Given exercise:
Write out each record again exactly as it stands.

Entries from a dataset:
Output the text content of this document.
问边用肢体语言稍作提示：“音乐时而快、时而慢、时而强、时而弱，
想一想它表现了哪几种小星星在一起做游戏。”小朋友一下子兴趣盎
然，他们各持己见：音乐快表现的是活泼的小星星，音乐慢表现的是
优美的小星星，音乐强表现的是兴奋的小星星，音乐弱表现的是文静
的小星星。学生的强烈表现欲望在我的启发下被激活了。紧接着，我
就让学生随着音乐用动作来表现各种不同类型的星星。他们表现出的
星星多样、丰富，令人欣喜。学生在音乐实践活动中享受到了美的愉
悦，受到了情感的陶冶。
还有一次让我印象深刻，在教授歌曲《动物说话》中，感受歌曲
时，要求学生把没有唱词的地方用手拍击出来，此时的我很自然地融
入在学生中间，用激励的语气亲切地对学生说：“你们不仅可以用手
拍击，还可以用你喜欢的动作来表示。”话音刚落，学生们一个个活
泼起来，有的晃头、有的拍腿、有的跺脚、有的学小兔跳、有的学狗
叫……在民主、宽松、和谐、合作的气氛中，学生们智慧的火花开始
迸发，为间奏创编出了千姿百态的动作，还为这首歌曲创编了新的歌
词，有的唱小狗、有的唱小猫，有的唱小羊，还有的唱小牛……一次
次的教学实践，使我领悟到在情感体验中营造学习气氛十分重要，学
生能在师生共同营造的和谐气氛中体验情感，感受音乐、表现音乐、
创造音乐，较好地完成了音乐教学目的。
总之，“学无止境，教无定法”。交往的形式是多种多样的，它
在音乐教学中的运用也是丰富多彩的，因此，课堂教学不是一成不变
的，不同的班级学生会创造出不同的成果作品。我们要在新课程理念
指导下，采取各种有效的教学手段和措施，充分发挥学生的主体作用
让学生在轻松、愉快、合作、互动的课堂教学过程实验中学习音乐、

Exercise result:
Output the text content of this document.
问边用肢体语言稍作提示：“音乐时而快、时而慢、时而强、时而弱，
想一想它表现了哪几种小星星在一起做游戏。”小朋友一下子兴趣盎
然，他们各持己见：音乐快表现的是活泼的小星星，音乐慢表现的是
优美的小星星，音乐强表现的是兴奋的小星星，音乐弱表现的是文静
的小星星。学生的强烈表现欲望在我的启发下被激活了。紧接着，我
就让学生随着音乐用动作来表现各种不同类型的星星。他们表现出的
星星多样、丰富，令人欣喜。学生在音乐实践活动中享受到了美的愉
悦，受到了情感的陶冶。
还有一次让我印象深刻，在教授歌曲《动物说话》中，感受歌曲
时，要求学生把没有唱词的地方用手拍击出来，此时的我很自然地融
入在学生中间，用激励的语气亲切地对学生说：“你们不仅可以用手
拍击，还可以用你喜欢的动作来表示。”话音刚落，学生们一个个活
泼起来，有的晃头、有的拍腿、有的跺脚、有的学小兔跳、有的学狗
叫……在民主、宽松、和谐、合作的气氛中，学生们智慧的火花开始
迸发，为间奏创编出了千姿百态的动作，还为这首歌曲创编了新的歌
词，有的唱小狗、有的唱小猫，有的唱小羊，还有的唱小牛……一次
次的教学实践，使我领悟到在情感体验中营造学习气氛十分重要，学
生能在师生共同营造的和谐气氛中体验情感，感受音乐、表现音乐、
创造音乐，较好地完成了音乐教学目的。
总之，“学无止境，教无定法”。交往的形式是多种多样的，它
在音乐教学中的运用也是丰富多彩的，因此，课堂教学不是一成不变
的，不同的班级学生会创造出不同的成果作品。我们要在新课程理念
指导下，采取各种有效的教学手段和措施，充分发挥学生的主体作用
让学生在轻松、愉快、合作、互动的课堂教学过程实验中学习音乐、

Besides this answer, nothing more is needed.